Your task is to gather the lines below that hold the string "logo".

Collected data:

= = = = =

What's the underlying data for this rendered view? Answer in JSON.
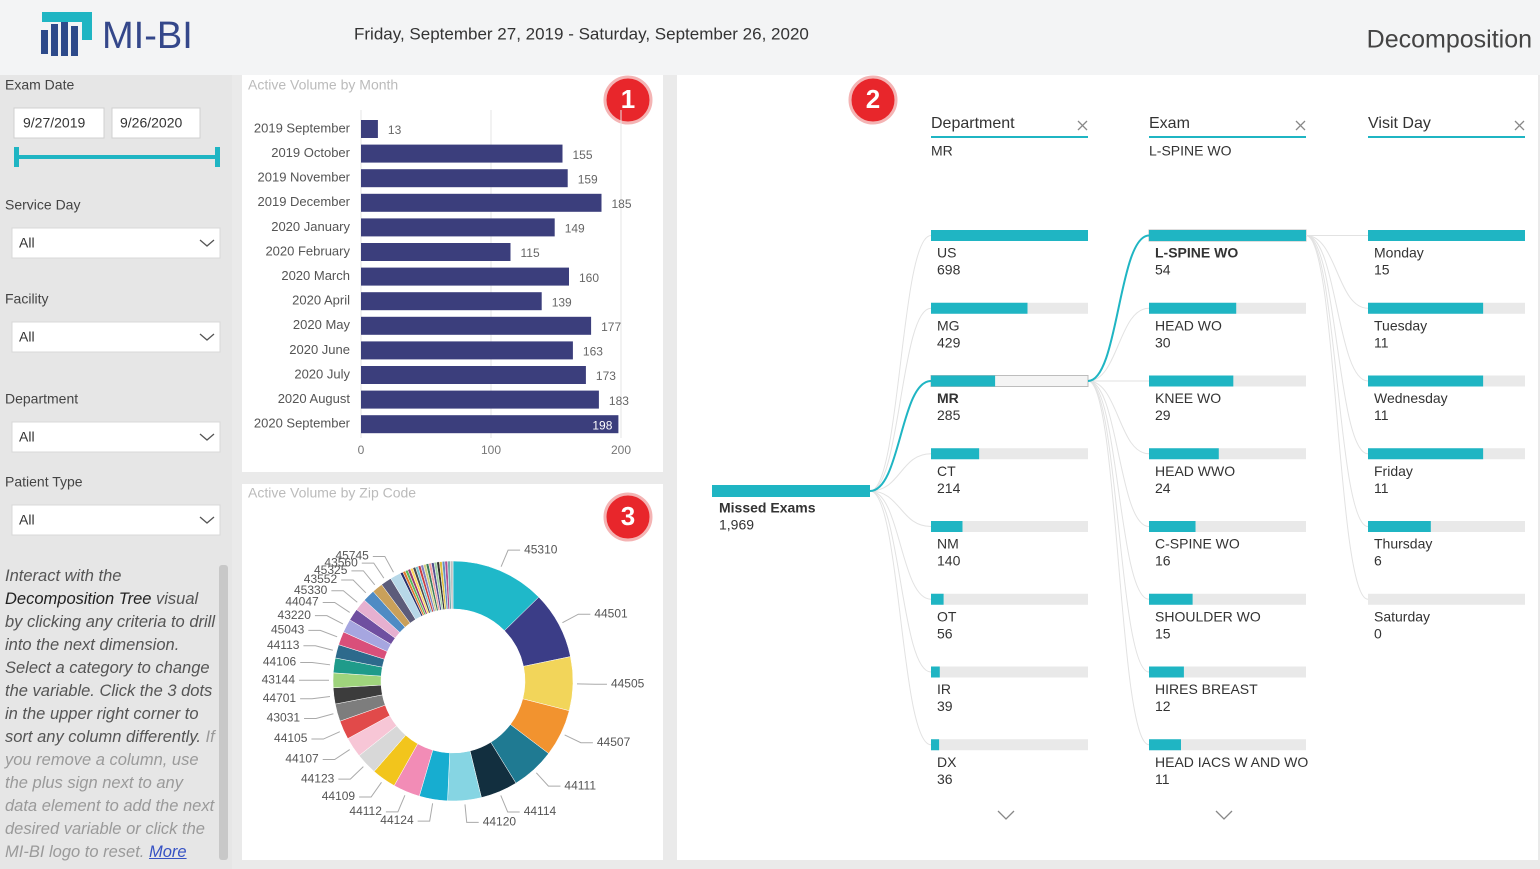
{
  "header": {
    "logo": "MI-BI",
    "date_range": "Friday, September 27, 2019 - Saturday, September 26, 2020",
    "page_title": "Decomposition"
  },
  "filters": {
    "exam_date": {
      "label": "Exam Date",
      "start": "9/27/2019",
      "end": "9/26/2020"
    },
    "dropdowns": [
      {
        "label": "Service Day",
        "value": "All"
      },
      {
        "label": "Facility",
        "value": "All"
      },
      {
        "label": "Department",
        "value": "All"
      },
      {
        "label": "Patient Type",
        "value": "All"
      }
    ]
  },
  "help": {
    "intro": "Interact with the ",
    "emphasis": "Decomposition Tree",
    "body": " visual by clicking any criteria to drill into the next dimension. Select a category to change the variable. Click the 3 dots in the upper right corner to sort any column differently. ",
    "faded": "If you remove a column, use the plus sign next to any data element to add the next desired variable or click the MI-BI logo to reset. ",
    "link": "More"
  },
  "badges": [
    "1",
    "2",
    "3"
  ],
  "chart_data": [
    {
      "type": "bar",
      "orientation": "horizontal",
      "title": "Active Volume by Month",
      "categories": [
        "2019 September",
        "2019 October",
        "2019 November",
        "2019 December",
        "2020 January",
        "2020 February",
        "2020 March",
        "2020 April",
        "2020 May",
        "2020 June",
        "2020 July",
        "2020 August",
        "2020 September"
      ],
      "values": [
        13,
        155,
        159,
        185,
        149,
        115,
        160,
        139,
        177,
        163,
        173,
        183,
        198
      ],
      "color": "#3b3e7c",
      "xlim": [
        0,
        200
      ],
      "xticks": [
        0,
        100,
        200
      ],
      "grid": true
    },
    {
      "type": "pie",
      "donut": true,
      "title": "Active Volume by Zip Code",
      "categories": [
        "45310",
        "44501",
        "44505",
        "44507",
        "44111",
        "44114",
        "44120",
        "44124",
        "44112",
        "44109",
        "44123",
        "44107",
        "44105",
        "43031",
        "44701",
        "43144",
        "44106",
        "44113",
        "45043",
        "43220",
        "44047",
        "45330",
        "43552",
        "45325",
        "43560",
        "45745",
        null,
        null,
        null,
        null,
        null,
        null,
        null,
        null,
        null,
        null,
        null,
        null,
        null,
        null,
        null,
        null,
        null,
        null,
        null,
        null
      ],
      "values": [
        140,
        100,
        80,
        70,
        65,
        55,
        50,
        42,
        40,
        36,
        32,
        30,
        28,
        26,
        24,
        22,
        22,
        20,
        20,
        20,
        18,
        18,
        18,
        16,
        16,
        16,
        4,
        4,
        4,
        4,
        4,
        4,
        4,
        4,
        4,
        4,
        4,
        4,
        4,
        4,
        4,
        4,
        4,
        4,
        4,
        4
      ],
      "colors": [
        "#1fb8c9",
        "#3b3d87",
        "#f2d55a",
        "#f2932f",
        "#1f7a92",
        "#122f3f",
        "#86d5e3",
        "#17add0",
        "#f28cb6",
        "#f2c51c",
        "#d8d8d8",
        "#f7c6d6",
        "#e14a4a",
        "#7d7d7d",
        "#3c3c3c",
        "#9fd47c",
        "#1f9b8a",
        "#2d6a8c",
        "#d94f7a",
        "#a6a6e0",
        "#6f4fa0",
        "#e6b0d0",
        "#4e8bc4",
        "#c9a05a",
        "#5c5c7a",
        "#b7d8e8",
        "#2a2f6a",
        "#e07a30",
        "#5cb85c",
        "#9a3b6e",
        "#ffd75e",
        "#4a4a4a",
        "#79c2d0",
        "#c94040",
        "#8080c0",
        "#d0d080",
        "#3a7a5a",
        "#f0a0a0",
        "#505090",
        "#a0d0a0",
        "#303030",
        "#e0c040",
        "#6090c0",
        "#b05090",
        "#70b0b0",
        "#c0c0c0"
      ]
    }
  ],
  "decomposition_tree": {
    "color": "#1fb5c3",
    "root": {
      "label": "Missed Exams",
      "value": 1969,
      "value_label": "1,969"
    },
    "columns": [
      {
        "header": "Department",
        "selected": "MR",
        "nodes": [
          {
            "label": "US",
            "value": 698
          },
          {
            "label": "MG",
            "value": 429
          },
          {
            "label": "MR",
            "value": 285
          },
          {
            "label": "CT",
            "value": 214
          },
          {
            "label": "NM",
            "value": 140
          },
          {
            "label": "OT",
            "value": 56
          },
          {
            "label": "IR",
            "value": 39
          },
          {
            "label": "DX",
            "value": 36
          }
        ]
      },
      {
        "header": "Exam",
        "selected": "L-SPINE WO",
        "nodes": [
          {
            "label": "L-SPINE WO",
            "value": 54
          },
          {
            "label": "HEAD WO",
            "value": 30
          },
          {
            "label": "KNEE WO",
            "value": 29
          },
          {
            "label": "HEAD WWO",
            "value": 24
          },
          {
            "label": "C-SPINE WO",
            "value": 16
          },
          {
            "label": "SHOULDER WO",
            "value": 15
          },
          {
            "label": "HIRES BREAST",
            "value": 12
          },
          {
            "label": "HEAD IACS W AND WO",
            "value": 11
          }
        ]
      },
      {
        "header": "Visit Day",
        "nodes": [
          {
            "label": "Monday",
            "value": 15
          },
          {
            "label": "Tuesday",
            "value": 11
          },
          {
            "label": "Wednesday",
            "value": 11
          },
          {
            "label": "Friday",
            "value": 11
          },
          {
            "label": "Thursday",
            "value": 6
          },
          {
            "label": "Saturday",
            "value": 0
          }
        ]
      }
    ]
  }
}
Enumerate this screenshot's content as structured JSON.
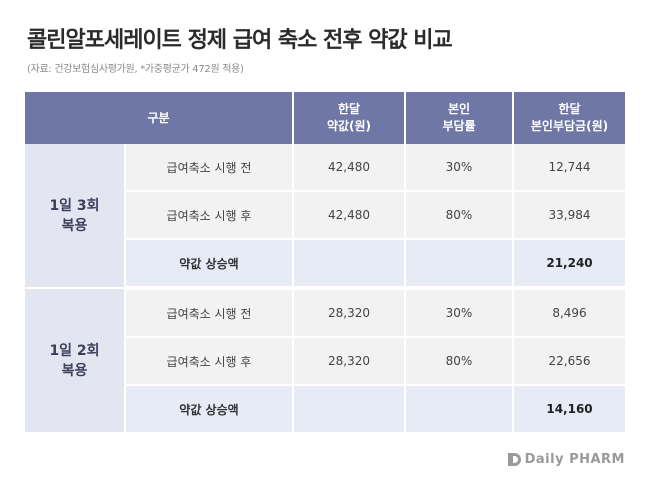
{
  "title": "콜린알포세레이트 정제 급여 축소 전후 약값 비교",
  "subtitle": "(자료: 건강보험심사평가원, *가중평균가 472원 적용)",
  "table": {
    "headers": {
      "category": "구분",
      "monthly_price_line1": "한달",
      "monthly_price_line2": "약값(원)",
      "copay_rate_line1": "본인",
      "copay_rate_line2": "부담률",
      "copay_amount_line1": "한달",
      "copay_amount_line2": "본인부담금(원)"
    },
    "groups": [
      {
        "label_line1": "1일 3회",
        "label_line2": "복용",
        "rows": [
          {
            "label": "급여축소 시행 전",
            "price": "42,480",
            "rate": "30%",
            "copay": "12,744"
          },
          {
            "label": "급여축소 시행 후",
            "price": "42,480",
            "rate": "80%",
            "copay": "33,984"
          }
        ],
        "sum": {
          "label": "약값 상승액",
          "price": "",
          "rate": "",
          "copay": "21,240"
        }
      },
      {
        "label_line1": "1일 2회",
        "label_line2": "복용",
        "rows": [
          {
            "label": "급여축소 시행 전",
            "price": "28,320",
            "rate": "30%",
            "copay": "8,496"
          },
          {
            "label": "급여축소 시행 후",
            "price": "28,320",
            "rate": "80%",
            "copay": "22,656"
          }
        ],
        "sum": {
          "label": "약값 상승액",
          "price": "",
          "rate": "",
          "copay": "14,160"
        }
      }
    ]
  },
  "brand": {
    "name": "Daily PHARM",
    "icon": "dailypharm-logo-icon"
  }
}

= = = = =

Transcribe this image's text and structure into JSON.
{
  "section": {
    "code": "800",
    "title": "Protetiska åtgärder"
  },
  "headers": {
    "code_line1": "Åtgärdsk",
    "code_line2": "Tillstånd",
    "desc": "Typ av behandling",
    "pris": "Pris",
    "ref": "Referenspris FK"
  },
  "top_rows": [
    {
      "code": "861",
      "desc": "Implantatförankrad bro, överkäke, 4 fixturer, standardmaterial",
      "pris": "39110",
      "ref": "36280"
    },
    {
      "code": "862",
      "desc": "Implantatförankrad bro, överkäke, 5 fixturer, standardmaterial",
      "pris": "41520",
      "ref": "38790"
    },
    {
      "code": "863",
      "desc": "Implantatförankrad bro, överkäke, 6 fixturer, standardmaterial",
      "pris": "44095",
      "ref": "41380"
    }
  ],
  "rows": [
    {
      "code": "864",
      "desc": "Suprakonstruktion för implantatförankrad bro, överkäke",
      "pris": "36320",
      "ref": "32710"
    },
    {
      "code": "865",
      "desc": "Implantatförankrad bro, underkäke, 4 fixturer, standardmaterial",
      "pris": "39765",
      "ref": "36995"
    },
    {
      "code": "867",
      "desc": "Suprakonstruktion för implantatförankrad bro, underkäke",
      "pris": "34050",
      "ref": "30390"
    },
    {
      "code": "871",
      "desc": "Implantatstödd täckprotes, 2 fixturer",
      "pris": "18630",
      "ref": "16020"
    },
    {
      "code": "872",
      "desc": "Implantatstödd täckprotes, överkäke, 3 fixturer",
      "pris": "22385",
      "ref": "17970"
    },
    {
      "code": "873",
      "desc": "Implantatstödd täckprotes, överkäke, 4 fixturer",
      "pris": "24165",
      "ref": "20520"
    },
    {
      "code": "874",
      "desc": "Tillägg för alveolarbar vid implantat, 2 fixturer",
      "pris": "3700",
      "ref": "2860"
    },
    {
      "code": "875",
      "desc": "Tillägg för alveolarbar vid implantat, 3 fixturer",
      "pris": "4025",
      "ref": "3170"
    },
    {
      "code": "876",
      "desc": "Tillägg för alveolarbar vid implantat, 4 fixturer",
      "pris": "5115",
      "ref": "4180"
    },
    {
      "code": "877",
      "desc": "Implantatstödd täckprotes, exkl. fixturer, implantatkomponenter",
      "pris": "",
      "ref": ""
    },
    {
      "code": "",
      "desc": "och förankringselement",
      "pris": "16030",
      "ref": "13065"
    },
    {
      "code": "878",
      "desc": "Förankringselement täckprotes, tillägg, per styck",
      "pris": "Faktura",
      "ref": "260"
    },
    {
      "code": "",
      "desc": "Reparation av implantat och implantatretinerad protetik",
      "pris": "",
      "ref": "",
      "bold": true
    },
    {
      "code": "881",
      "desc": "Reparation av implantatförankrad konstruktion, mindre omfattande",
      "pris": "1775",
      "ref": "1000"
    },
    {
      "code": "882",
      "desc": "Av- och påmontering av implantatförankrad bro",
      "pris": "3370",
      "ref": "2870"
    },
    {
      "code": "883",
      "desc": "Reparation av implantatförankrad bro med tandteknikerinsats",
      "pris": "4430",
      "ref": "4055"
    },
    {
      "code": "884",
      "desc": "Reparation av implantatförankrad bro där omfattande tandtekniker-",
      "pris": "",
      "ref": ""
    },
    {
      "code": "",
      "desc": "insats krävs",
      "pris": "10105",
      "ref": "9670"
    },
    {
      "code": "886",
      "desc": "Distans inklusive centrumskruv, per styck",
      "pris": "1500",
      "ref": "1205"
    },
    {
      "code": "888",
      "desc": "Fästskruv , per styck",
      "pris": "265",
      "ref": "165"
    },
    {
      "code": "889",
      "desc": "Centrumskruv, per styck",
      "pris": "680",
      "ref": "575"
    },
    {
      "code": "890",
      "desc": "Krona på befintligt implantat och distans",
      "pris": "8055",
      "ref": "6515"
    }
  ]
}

= = = = =

## Response
    "logo": "MI-BI",
    "faded": "If you remove a column, use the plus sign next to any data element to add the next desired variable or click the MI-BI logo to reset. ",
    "icon": "dailypharm-logo-icon"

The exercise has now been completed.